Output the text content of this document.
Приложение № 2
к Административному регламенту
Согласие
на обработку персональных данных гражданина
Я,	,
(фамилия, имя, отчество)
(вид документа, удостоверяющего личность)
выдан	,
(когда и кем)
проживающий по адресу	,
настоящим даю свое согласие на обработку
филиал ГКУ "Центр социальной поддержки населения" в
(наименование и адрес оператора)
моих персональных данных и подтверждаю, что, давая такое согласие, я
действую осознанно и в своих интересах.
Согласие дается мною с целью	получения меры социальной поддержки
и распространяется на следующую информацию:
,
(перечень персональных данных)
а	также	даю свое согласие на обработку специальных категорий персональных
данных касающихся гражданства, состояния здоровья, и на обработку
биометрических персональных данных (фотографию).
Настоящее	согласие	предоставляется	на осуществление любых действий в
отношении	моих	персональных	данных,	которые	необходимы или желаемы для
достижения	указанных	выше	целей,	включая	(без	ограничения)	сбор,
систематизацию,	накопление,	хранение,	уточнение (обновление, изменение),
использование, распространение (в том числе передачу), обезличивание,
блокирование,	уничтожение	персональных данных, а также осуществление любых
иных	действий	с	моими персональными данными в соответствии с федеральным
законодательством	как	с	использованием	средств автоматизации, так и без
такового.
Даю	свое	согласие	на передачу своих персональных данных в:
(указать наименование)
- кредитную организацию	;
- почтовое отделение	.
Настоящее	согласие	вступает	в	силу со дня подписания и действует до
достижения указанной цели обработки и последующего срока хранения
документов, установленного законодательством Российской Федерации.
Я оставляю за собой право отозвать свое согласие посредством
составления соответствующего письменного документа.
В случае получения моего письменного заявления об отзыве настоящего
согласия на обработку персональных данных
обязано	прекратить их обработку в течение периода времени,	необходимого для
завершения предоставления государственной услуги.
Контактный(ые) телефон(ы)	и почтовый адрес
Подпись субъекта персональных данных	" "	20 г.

※ ※ ※

Set exercise. Faithfully reproduce all of the records, character for character.

Solution.
Output the text content of this document.
Приложение № 2
к Административному регламенту
Согласие
на обработку персональных данных гражданина
Я,	,
(фамилия, имя, отчество)
(вид документа, удостоверяющего личность)
выдан	,
(когда и кем)
проживающий по адресу	,
настоящим даю свое согласие на обработку
филиал ГКУ "Центр социальной поддержки населения" в
(наименование и адрес оператора)
моих персональных данных и подтверждаю, что, давая такое согласие, я
действую осознанно и в своих интересах.
Согласие дается мною с целью	получения меры социальной поддержки
и распространяется на следующую информацию:
,
(перечень персональных данных)
а	также	даю свое согласие на обработку специальных категорий персональных
данных касающихся гражданства, состояния здоровья, и на обработку
биометрических персональных данных (фотографию).
Настоящее	согласие	предоставляется	на осуществление любых действий в
отношении	моих	персональных	данных,	которые	необходимы или желаемы для
достижения	указанных	выше	целей,	включая	(без	ограничения)	сбор,
систематизацию,	накопление,	хранение,	уточнение (обновление, изменение),
использование, распространение (в том числе передачу), обезличивание,
блокирование,	уничтожение	персональных данных, а также осуществление любых
иных	действий	с	моими персональными данными в соответствии с федеральным
законодательством	как	с	использованием	средств автоматизации, так и без
такового.
Даю	свое	согласие	на передачу своих персональных данных в:
(указать наименование)
- кредитную организацию	;
- почтовое отделение	.
Настоящее	согласие	вступает	в	силу со дня подписания и действует до
достижения указанной цели обработки и последующего срока хранения
документов, установленного законодательством Российской Федерации.
Я оставляю за собой право отозвать свое согласие посредством
составления соответствующего письменного документа.
В случае получения моего письменного заявления об отзыве настоящего
согласия на обработку персональных данных
обязано	прекратить их обработку в течение периода времени,	необходимого для
завершения предоставления государственной услуги.
Контактный(ые) телефон(ы)	и почтовый адрес
Подпись субъекта персональных данных	" "	20 г.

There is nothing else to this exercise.